» **Records provided**:
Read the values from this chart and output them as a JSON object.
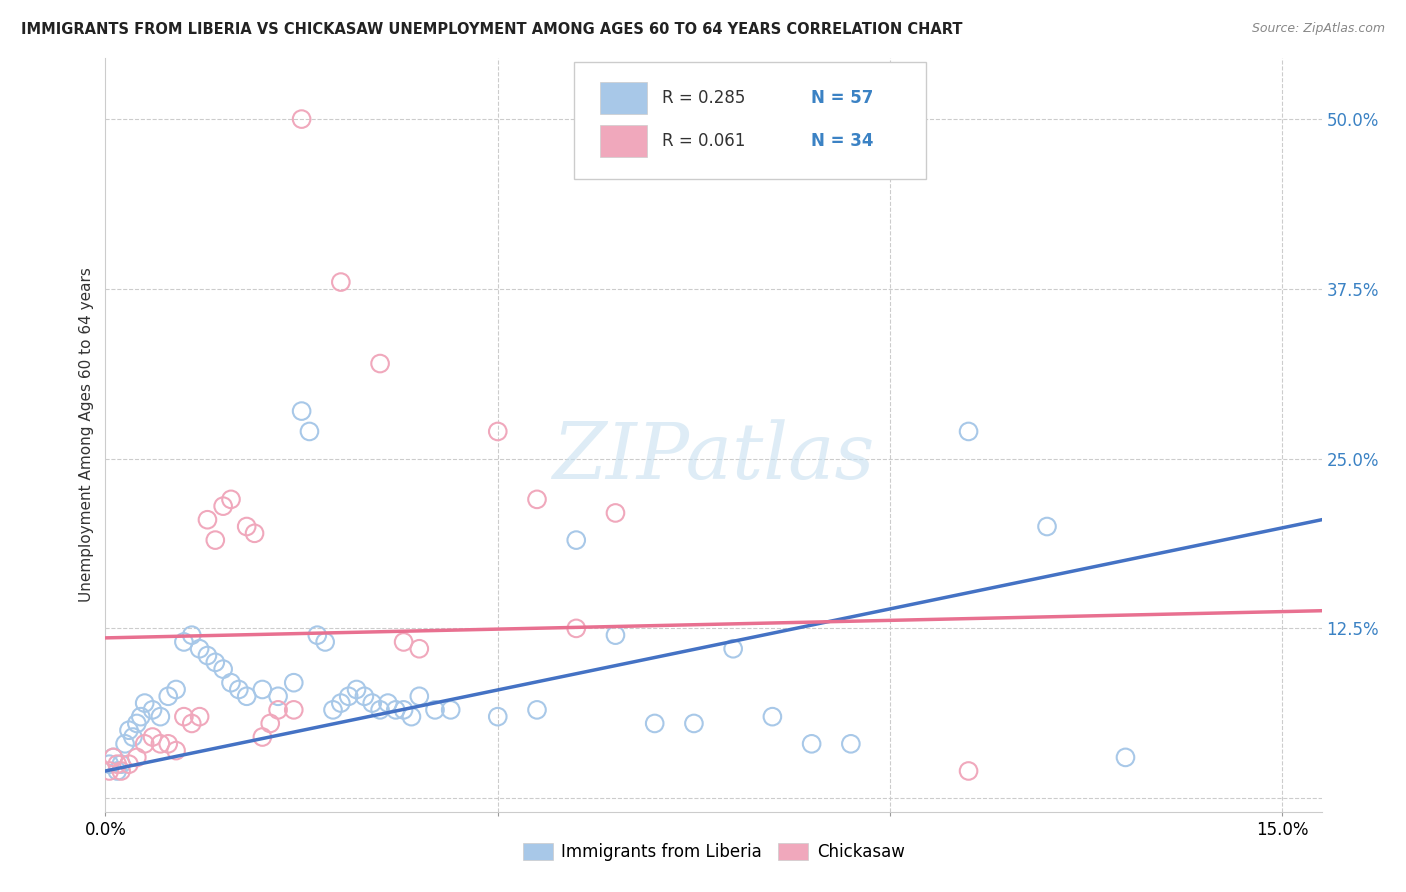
{
  "title": "IMMIGRANTS FROM LIBERIA VS CHICKASAW UNEMPLOYMENT AMONG AGES 60 TO 64 YEARS CORRELATION CHART",
  "source": "Source: ZipAtlas.com",
  "ylabel": "Unemployment Among Ages 60 to 64 years",
  "xlim": [
    0.0,
    0.155
  ],
  "ylim": [
    -0.01,
    0.545
  ],
  "xticks": [
    0.0,
    0.05,
    0.1,
    0.15
  ],
  "xticklabels": [
    "0.0%",
    "",
    "",
    "15.0%"
  ],
  "yticks_right": [
    0.0,
    0.125,
    0.25,
    0.375,
    0.5
  ],
  "yticklabels_right": [
    "",
    "12.5%",
    "25.0%",
    "37.5%",
    "50.0%"
  ],
  "color_blue": "#A8C8E8",
  "color_pink": "#F0A8BC",
  "color_blue_dark": "#4472C4",
  "color_pink_dark": "#E87090",
  "color_blue_text": "#3B82C4",
  "watermark": "ZIPatlas",
  "label1": "Immigrants from Liberia",
  "label2": "Chickasaw",
  "scatter_blue": [
    [
      0.0005,
      0.025
    ],
    [
      0.001,
      0.03
    ],
    [
      0.0015,
      0.02
    ],
    [
      0.002,
      0.025
    ],
    [
      0.0025,
      0.04
    ],
    [
      0.003,
      0.05
    ],
    [
      0.0035,
      0.045
    ],
    [
      0.004,
      0.055
    ],
    [
      0.0045,
      0.06
    ],
    [
      0.005,
      0.07
    ],
    [
      0.006,
      0.065
    ],
    [
      0.007,
      0.06
    ],
    [
      0.008,
      0.075
    ],
    [
      0.009,
      0.08
    ],
    [
      0.01,
      0.115
    ],
    [
      0.011,
      0.12
    ],
    [
      0.012,
      0.11
    ],
    [
      0.013,
      0.105
    ],
    [
      0.014,
      0.1
    ],
    [
      0.015,
      0.095
    ],
    [
      0.016,
      0.085
    ],
    [
      0.017,
      0.08
    ],
    [
      0.018,
      0.075
    ],
    [
      0.02,
      0.08
    ],
    [
      0.022,
      0.075
    ],
    [
      0.024,
      0.085
    ],
    [
      0.025,
      0.285
    ],
    [
      0.026,
      0.27
    ],
    [
      0.027,
      0.12
    ],
    [
      0.028,
      0.115
    ],
    [
      0.029,
      0.065
    ],
    [
      0.03,
      0.07
    ],
    [
      0.031,
      0.075
    ],
    [
      0.032,
      0.08
    ],
    [
      0.033,
      0.075
    ],
    [
      0.034,
      0.07
    ],
    [
      0.035,
      0.065
    ],
    [
      0.036,
      0.07
    ],
    [
      0.037,
      0.065
    ],
    [
      0.038,
      0.065
    ],
    [
      0.039,
      0.06
    ],
    [
      0.04,
      0.075
    ],
    [
      0.042,
      0.065
    ],
    [
      0.044,
      0.065
    ],
    [
      0.05,
      0.06
    ],
    [
      0.055,
      0.065
    ],
    [
      0.06,
      0.19
    ],
    [
      0.065,
      0.12
    ],
    [
      0.07,
      0.055
    ],
    [
      0.075,
      0.055
    ],
    [
      0.08,
      0.11
    ],
    [
      0.085,
      0.06
    ],
    [
      0.09,
      0.04
    ],
    [
      0.095,
      0.04
    ],
    [
      0.11,
      0.27
    ],
    [
      0.12,
      0.2
    ],
    [
      0.13,
      0.03
    ]
  ],
  "scatter_pink": [
    [
      0.0005,
      0.02
    ],
    [
      0.001,
      0.03
    ],
    [
      0.0015,
      0.025
    ],
    [
      0.002,
      0.02
    ],
    [
      0.003,
      0.025
    ],
    [
      0.004,
      0.03
    ],
    [
      0.005,
      0.04
    ],
    [
      0.006,
      0.045
    ],
    [
      0.007,
      0.04
    ],
    [
      0.008,
      0.04
    ],
    [
      0.009,
      0.035
    ],
    [
      0.01,
      0.06
    ],
    [
      0.011,
      0.055
    ],
    [
      0.012,
      0.06
    ],
    [
      0.013,
      0.205
    ],
    [
      0.014,
      0.19
    ],
    [
      0.015,
      0.215
    ],
    [
      0.016,
      0.22
    ],
    [
      0.018,
      0.2
    ],
    [
      0.019,
      0.195
    ],
    [
      0.02,
      0.045
    ],
    [
      0.021,
      0.055
    ],
    [
      0.022,
      0.065
    ],
    [
      0.024,
      0.065
    ],
    [
      0.025,
      0.5
    ],
    [
      0.03,
      0.38
    ],
    [
      0.035,
      0.32
    ],
    [
      0.038,
      0.115
    ],
    [
      0.04,
      0.11
    ],
    [
      0.05,
      0.27
    ],
    [
      0.055,
      0.22
    ],
    [
      0.06,
      0.125
    ],
    [
      0.065,
      0.21
    ],
    [
      0.11,
      0.02
    ]
  ],
  "trendline1_x": [
    0.0,
    0.155
  ],
  "trendline1_y": [
    0.02,
    0.205
  ],
  "trendline2_x": [
    0.0,
    0.155
  ],
  "trendline2_y": [
    0.118,
    0.138
  ]
}
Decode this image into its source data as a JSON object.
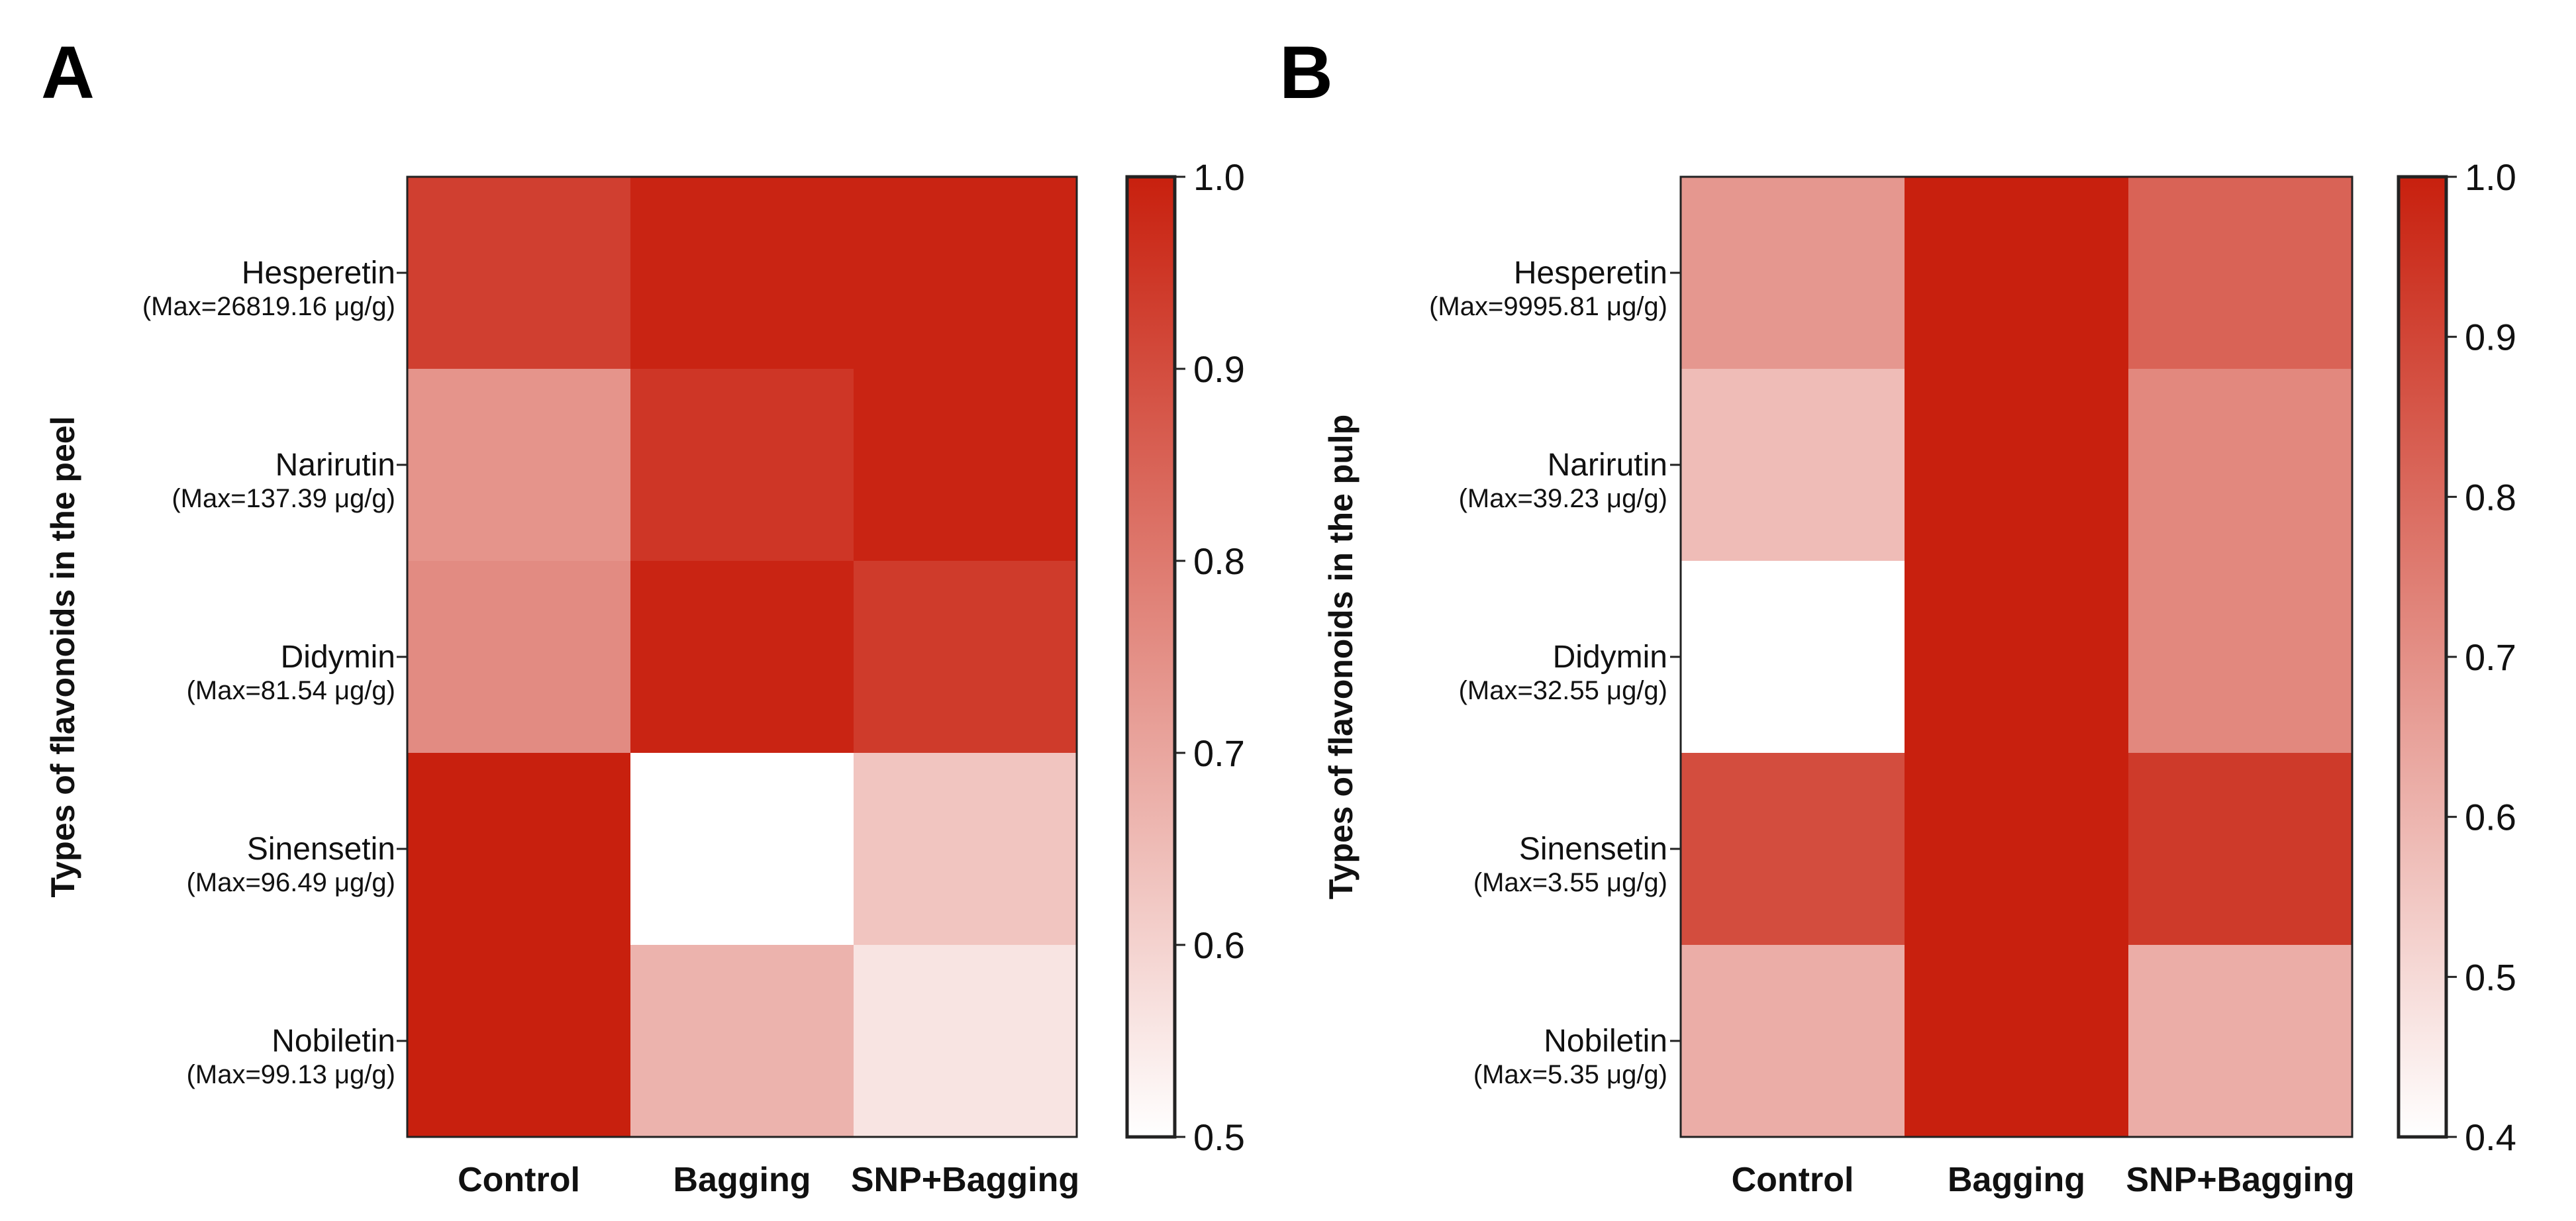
{
  "panels": [
    {
      "letter": "A",
      "ylabel": "Types of flavonoids in the peel",
      "colorbar_ticks": [
        "1.0",
        "0.9",
        "0.8",
        "0.7",
        "0.6",
        "0.5"
      ],
      "row_max_labels": [
        "(Max=26819.16 μg/g)",
        "(Max=137.39 μg/g)",
        "(Max=81.54 μg/g)",
        "(Max=96.49 μg/g)",
        "(Max=99.13 μg/g)"
      ]
    },
    {
      "letter": "B",
      "ylabel": "Types of flavonoids in the pulp",
      "colorbar_ticks": [
        "1.0",
        "0.9",
        "0.8",
        "0.7",
        "0.6",
        "0.5",
        "0.4"
      ],
      "row_max_labels": [
        "(Max=9995.81 μg/g)",
        "(Max=39.23 μg/g)",
        "(Max=32.55 μg/g)",
        "(Max=3.55 μg/g)",
        "(Max=5.35 μg/g)"
      ]
    }
  ],
  "chart_data": [
    {
      "type": "heatmap",
      "x": [
        "Control",
        "Bagging",
        "SNP+Bagging"
      ],
      "y": [
        "Hesperetin",
        "Narirutin",
        "Didymin",
        "Sinensetin",
        "Nobiletin"
      ],
      "values": [
        [
          0.93,
          0.99,
          0.99
        ],
        [
          0.74,
          0.95,
          0.99
        ],
        [
          0.76,
          0.99,
          0.94
        ],
        [
          1.0,
          0.5,
          0.63
        ],
        [
          1.0,
          0.67,
          0.56
        ]
      ],
      "colorbar": {
        "min": 0.5,
        "max": 1.0,
        "low_color": "#ffffff",
        "high_color": "#c8200e"
      },
      "ylabel": "Types of flavonoids in the peel"
    },
    {
      "type": "heatmap",
      "x": [
        "Control",
        "Bagging",
        "SNP+Bagging"
      ],
      "y": [
        "Hesperetin",
        "Narirutin",
        "Didymin",
        "Sinensetin",
        "Nobiletin"
      ],
      "values": [
        [
          0.68,
          1.0,
          0.82
        ],
        [
          0.58,
          1.0,
          0.72
        ],
        [
          0.4,
          1.0,
          0.72
        ],
        [
          0.88,
          1.0,
          0.93
        ],
        [
          0.62,
          1.0,
          0.62
        ]
      ],
      "colorbar": {
        "min": 0.4,
        "max": 1.0,
        "low_color": "#ffffff",
        "high_color": "#c8200e"
      },
      "ylabel": "Types of flavonoids in the pulp"
    }
  ]
}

» **What is being asked**:
Report every line containing the word "flavonoids" from the listing above.

» **Exercise response**:
      "ylabel": "Types of flavonoids in the peel",
      "ylabel": "Types of flavonoids in the pulp",
      "ylabel": "Types of flavonoids in the peel"
      "ylabel": "Types of flavonoids in the pulp"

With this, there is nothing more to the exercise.